TU OBJETIVO -> Según el fragmento sobre la nostalgia, ¿por qué la nostalgia del pasado jamás se cura? Responde en una a tres oraciones.

FRAGMENTO ->
Es ésta última, ante una realidad que se desmorona y que arrastra cuanto tuvimos, la que ahora me interesa. Se aproximan días nostálgicos, transidos de ese dolor punzante que provoca la irrecuperabilidad de nuestros viejos paraísos. Será incontenible el pensamiento lacerante que agrandará las bondades del ayer y negará los bienes, quizá pocos pero existentes, que aún poseemos. Cada cual a su manera sufrirá la tentación de evocar una y otra vez -puñal que penetra sin remedio en las entrañas del alma- lo que fue y nunca volverá a ser, de recontar obsesivamente lo que extraviamos en el camino y de sublimar el calor de hogueras que la Historia apagó.

Dicen los expertos que esa nostalgia del pasado es la de peor pronóstico. Jamás se cura porque se alimenta permanentemente de la excelencia inobjetable de una hipótesis. Mal haríamos, pues, en sucumbir a su falso e hiriente dulzor. Por el bien de nuestra propia cordura, hay que olvidar, y rápido, los años de vino y de rosas, el sol que se puso y el azul que griseó. Es momento para la valentía, para encajar, por pésimas que sean, las cartas que entran y jugarlas con la vertiginosa pasión de quien se sabe todavía vivo.

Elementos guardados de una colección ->
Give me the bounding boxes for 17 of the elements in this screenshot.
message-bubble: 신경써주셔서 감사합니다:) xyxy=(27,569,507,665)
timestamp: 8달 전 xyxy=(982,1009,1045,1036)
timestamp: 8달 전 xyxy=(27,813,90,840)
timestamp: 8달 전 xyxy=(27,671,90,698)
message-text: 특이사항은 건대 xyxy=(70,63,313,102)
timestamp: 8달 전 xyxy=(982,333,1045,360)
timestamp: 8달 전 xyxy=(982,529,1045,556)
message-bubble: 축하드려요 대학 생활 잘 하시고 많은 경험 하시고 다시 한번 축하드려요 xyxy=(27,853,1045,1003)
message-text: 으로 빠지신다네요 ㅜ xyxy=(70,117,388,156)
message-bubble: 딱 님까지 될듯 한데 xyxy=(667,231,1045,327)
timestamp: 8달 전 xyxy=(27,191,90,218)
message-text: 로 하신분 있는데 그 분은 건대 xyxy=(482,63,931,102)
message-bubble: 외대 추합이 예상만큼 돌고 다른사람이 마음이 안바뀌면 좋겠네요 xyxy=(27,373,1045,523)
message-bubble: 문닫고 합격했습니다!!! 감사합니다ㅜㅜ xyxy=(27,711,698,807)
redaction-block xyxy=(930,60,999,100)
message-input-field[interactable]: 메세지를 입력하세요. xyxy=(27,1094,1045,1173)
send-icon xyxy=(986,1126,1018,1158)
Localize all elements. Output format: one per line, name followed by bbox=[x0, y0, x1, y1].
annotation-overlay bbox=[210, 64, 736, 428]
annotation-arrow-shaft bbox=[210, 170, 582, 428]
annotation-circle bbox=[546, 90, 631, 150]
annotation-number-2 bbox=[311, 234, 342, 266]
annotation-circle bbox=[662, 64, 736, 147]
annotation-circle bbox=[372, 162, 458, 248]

RESPUESTA DEL EJERCICIO -> La nostalgia del pasado jamás se cura porque se alimenta permanentemente de la excelencia inobjetable de una hipótesis.